Print all of the data exactly as written.
* start Material provided *
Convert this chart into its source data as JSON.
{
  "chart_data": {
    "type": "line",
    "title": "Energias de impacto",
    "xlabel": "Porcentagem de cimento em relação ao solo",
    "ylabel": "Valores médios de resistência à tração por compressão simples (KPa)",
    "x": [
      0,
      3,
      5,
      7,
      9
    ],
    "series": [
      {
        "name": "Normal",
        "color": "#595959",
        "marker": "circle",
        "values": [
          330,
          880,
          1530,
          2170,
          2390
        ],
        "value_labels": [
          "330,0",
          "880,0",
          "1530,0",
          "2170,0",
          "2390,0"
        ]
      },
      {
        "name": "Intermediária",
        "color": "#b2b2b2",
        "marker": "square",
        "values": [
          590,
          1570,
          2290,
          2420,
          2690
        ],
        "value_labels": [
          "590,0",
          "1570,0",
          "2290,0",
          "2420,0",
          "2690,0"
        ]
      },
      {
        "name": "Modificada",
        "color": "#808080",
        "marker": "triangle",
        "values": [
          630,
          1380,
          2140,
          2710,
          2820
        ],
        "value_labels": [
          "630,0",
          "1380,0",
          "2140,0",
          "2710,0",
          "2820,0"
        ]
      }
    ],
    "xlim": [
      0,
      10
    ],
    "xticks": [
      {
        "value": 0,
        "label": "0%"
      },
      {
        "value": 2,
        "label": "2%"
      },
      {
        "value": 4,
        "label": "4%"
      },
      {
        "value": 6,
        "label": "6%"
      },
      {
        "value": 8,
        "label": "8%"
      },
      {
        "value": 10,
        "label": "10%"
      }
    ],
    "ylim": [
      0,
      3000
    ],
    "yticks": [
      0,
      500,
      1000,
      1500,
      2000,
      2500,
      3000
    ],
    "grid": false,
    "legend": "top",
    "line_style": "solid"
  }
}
* end Material provided *
# Reply
Convert this chart into its source data as JSON.
{
  "chart_data": {
    "type": "line",
    "title": "Energias de impacto",
    "xlabel": "Porcentagem de cimento em relação ao solo",
    "ylabel": "Valores médios de resistência à tração por compressão simples (KPa)",
    "x": [
      0,
      3,
      5,
      7,
      9
    ],
    "series": [
      {
        "name": "Normal",
        "color": "#595959",
        "marker": "circle",
        "values": [
          330,
          880,
          1530,
          2170,
          2390
        ],
        "value_labels": [
          "330,0",
          "880,0",
          "1530,0",
          "2170,0",
          "2390,0"
        ]
      },
      {
        "name": "Intermediária",
        "color": "#b2b2b2",
        "marker": "square",
        "values": [
          590,
          1570,
          2290,
          2420,
          2690
        ],
        "value_labels": [
          "590,0",
          "1570,0",
          "2290,0",
          "2420,0",
          "2690,0"
        ]
      },
      {
        "name": "Modificada",
        "color": "#808080",
        "marker": "triangle",
        "values": [
          630,
          1380,
          2140,
          2710,
          2820
        ],
        "value_labels": [
          "630,0",
          "1380,0",
          "2140,0",
          "2710,0",
          "2820,0"
        ]
      }
    ],
    "xlim": [
      0,
      10
    ],
    "xticks": [
      {
        "value": 0,
        "label": "0%"
      },
      {
        "value": 2,
        "label": "2%"
      },
      {
        "value": 4,
        "label": "4%"
      },
      {
        "value": 6,
        "label": "6%"
      },
      {
        "value": 8,
        "label": "8%"
      },
      {
        "value": 10,
        "label": "10%"
      }
    ],
    "ylim": [
      0,
      3000
    ],
    "yticks": [
      0,
      500,
      1000,
      1500,
      2000,
      2500,
      3000
    ],
    "grid": false,
    "legend": "top",
    "line_style": "solid"
  }
}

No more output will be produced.